— begin Provided records —
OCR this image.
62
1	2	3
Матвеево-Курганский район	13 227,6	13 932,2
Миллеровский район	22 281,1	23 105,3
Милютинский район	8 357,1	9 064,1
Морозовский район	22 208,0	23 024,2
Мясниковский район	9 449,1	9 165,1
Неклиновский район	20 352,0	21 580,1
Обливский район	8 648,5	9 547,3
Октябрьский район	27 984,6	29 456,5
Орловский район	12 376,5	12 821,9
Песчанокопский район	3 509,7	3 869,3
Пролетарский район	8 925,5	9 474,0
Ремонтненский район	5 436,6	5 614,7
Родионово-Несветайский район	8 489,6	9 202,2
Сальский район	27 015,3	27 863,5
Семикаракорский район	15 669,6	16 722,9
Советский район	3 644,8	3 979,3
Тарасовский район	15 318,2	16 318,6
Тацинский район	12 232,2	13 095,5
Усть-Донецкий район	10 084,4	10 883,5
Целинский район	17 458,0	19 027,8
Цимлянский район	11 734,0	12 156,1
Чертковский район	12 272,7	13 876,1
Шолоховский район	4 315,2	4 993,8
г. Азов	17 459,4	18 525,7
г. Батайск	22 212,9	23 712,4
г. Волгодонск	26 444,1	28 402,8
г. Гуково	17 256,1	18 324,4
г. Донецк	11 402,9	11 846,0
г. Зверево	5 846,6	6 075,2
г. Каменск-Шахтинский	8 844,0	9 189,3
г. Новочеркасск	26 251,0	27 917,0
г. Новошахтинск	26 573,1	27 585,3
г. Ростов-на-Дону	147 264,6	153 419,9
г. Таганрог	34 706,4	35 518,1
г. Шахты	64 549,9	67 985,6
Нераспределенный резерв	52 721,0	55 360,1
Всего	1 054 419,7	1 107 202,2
— end Provided records —
Write the whole listing out again. Keep every line exactly as it is.

OCR this image.
62
1	2	3
Матвеево-Курганский район	13 227,6	13 932,2
Миллеровский район	22 281,1	23 105,3
Милютинский район	8 357,1	9 064,1
Морозовский район	22 208,0	23 024,2
Мясниковский район	9 449,1	9 165,1
Неклиновский район	20 352,0	21 580,1
Обливский район	8 648,5	9 547,3
Октябрьский район	27 984,6	29 456,5
Орловский район	12 376,5	12 821,9
Песчанокопский район	3 509,7	3 869,3
Пролетарский район	8 925,5	9 474,0
Ремонтненский район	5 436,6	5 614,7
Родионово-Несветайский район	8 489,6	9 202,2
Сальский район	27 015,3	27 863,5
Семикаракорский район	15 669,6	16 722,9
Советский район	3 644,8	3 979,3
Тарасовский район	15 318,2	16 318,6
Тацинский район	12 232,2	13 095,5
Усть-Донецкий район	10 084,4	10 883,5
Целинский район	17 458,0	19 027,8
Цимлянский район	11 734,0	12 156,1
Чертковский район	12 272,7	13 876,1
Шолоховский район	4 315,2	4 993,8
г. Азов	17 459,4	18 525,7
г. Батайск	22 212,9	23 712,4
г. Волгодонск	26 444,1	28 402,8
г. Гуково	17 256,1	18 324,4
г. Донецк	11 402,9	11 846,0
г. Зверево	5 846,6	6 075,2
г. Каменск-Шахтинский	8 844,0	9 189,3
г. Новочеркасск	26 251,0	27 917,0
г. Новошахтинск	26 573,1	27 585,3
г. Ростов-на-Дону	147 264,6	153 419,9
г. Таганрог	34 706,4	35 518,1
г. Шахты	64 549,9	67 985,6
Нераспределенный резерв	52 721,0	55 360,1
Всего	1 054 419,7	1 107 202,2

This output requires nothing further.